● **STATED GOAL**:
Take every line from the listing below that includes "title" and copy it.

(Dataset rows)
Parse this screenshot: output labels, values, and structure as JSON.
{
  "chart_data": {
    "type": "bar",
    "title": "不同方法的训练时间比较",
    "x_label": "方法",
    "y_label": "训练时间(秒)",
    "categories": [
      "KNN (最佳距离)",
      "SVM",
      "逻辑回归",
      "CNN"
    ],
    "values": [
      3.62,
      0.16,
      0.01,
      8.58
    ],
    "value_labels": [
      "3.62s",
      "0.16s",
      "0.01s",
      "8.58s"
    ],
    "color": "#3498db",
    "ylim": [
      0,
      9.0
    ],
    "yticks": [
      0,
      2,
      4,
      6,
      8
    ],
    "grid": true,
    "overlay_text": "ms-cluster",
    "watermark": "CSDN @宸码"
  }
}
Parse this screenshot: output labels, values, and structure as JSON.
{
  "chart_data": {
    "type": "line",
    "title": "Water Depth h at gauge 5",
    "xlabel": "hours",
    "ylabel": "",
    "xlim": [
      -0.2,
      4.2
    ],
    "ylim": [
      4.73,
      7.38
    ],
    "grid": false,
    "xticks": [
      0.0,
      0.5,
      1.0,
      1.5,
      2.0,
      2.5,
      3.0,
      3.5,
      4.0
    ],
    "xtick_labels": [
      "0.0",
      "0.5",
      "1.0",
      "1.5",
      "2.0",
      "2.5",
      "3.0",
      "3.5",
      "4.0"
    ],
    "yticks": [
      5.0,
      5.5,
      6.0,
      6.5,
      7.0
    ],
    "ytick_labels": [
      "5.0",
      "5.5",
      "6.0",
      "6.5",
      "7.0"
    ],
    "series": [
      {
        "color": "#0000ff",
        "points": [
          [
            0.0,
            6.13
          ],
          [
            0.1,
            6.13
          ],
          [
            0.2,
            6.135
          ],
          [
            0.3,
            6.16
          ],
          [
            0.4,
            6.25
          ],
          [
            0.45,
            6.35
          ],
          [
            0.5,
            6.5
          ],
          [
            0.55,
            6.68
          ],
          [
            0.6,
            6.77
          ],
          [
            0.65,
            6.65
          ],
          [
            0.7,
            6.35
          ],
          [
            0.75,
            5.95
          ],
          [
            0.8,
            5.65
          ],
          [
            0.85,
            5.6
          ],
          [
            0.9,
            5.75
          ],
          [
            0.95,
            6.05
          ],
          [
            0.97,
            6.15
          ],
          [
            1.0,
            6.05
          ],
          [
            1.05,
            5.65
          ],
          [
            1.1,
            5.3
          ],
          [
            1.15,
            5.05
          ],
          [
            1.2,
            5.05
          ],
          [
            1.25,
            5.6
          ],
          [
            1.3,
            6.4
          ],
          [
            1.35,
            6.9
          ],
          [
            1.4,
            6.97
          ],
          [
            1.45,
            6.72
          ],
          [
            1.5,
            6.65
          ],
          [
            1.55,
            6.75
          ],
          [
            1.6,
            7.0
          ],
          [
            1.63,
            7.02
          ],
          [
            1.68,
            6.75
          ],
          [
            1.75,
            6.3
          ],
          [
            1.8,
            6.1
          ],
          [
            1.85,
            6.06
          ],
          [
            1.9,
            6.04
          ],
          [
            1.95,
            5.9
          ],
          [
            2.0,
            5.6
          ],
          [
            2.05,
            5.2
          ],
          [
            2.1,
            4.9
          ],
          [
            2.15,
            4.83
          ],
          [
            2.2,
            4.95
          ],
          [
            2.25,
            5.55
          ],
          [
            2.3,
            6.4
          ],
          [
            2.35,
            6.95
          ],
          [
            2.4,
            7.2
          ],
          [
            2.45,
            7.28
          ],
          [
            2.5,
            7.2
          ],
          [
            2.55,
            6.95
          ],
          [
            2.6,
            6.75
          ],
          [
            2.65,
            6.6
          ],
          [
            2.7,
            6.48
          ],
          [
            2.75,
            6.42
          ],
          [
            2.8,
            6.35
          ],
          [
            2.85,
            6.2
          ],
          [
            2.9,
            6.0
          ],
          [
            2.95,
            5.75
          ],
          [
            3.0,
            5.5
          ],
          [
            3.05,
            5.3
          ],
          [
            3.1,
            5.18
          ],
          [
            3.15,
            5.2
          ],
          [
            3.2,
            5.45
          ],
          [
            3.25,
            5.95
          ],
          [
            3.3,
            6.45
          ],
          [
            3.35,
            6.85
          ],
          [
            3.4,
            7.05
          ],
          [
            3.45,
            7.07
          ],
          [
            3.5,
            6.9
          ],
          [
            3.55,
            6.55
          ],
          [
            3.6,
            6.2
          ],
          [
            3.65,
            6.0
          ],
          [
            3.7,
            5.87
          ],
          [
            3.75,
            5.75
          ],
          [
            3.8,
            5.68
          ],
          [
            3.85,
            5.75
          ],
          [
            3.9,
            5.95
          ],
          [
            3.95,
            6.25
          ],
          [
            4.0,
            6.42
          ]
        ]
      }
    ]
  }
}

● **PROBLEM SOLUTION**:
    "title": "不同方法的训练时间比较",
    "title": "Water Depth h at gauge 5",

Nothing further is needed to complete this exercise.